→ **Exercise instructions**: From the listing below, select every line where the word "száma" appears.

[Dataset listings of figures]
[Start]

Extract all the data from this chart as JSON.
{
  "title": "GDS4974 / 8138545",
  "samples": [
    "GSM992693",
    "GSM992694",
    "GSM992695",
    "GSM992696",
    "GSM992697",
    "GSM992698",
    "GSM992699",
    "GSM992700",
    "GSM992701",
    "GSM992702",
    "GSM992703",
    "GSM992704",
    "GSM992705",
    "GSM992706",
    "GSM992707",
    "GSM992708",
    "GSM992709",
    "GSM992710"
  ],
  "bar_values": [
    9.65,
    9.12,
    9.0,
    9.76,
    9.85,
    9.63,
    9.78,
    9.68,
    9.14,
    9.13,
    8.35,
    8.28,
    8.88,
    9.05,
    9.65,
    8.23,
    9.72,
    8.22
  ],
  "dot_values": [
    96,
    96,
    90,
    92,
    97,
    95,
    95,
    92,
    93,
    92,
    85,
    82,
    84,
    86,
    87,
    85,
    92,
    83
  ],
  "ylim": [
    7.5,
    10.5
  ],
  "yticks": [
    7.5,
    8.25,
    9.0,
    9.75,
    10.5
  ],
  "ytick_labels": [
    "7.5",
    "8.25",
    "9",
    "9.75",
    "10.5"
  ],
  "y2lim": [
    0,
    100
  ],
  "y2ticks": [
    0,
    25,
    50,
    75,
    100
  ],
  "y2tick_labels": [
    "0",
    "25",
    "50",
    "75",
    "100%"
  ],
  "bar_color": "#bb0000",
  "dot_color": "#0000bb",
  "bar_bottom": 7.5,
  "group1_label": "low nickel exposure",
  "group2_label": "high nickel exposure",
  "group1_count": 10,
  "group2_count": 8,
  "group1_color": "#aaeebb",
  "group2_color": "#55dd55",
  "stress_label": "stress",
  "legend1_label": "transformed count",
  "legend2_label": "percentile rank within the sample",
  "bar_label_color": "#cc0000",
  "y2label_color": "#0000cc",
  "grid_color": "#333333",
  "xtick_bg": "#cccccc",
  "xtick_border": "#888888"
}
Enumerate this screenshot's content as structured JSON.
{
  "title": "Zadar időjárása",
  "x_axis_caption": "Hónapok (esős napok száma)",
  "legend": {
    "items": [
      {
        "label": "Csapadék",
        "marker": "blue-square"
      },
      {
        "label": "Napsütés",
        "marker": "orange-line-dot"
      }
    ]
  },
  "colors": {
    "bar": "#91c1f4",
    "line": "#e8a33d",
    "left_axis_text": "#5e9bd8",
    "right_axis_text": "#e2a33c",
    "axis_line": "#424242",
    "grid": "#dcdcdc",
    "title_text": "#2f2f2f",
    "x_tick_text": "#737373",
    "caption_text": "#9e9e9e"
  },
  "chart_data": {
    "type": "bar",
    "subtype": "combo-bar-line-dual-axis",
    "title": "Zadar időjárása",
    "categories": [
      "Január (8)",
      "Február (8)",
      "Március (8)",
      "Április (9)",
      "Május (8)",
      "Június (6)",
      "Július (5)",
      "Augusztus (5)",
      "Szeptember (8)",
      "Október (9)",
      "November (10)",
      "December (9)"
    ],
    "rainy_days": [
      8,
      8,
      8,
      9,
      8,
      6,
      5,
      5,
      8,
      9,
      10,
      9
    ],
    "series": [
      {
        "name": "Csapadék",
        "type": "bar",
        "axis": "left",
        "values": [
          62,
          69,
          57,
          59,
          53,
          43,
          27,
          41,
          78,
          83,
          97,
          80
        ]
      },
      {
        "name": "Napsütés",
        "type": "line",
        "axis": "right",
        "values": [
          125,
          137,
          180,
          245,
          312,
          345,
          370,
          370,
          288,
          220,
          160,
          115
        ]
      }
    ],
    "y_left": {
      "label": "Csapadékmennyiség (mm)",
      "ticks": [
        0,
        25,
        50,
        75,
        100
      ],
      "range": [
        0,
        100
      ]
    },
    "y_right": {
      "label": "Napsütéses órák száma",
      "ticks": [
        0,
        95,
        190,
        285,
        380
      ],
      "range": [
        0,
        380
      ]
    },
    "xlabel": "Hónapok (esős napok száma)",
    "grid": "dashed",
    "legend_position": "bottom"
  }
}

[End]

→ **Task answer**:
  "x_axis_caption": "Hónapok (esős napok száma)",
      "label": "Napsütéses órák száma",
    "xlabel": "Hónapok (esős napok száma)",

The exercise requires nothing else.